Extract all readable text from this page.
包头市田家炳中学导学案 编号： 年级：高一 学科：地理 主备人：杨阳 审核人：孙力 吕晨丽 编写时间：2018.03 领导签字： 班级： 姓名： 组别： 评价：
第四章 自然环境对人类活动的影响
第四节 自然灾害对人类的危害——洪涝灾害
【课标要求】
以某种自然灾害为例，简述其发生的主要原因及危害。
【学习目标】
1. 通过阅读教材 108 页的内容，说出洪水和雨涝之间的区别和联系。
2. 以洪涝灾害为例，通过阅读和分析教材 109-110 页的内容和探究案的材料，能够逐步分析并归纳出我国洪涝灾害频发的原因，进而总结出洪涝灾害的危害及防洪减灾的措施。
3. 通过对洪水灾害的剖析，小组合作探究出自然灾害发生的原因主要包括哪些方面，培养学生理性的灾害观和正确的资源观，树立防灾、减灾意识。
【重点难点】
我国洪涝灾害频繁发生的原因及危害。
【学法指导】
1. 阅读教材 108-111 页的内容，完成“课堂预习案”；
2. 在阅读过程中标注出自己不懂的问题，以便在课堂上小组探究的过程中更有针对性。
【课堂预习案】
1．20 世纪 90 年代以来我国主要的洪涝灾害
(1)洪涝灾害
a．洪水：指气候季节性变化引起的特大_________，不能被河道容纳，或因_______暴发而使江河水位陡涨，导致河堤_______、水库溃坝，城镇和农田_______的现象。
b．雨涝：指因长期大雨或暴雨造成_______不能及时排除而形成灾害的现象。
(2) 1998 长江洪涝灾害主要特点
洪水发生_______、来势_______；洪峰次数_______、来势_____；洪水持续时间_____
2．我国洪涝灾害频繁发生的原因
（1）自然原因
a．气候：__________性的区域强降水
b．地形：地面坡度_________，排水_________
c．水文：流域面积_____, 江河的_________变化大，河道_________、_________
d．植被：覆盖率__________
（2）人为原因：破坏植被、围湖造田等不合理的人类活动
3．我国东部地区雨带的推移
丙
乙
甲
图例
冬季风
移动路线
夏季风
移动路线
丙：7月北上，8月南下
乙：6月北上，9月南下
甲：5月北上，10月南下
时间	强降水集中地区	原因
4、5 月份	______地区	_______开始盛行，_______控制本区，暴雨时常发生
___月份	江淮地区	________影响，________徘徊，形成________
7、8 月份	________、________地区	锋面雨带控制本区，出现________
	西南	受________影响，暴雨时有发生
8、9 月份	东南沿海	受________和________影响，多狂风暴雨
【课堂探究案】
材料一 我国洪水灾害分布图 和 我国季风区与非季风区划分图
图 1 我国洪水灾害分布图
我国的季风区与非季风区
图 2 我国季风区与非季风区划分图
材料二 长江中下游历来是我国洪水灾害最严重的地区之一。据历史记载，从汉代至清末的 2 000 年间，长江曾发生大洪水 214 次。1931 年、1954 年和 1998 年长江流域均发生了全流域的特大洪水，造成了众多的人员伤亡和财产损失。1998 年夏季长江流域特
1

◇ ◇ ◇ ◇ ◇

Pull out every line in the data above that has the word "我国洪水灾害分布图".

材料一 我国洪水灾害分布图 和 我国季风区与非季风区划分图
图 1 我国洪水灾害分布图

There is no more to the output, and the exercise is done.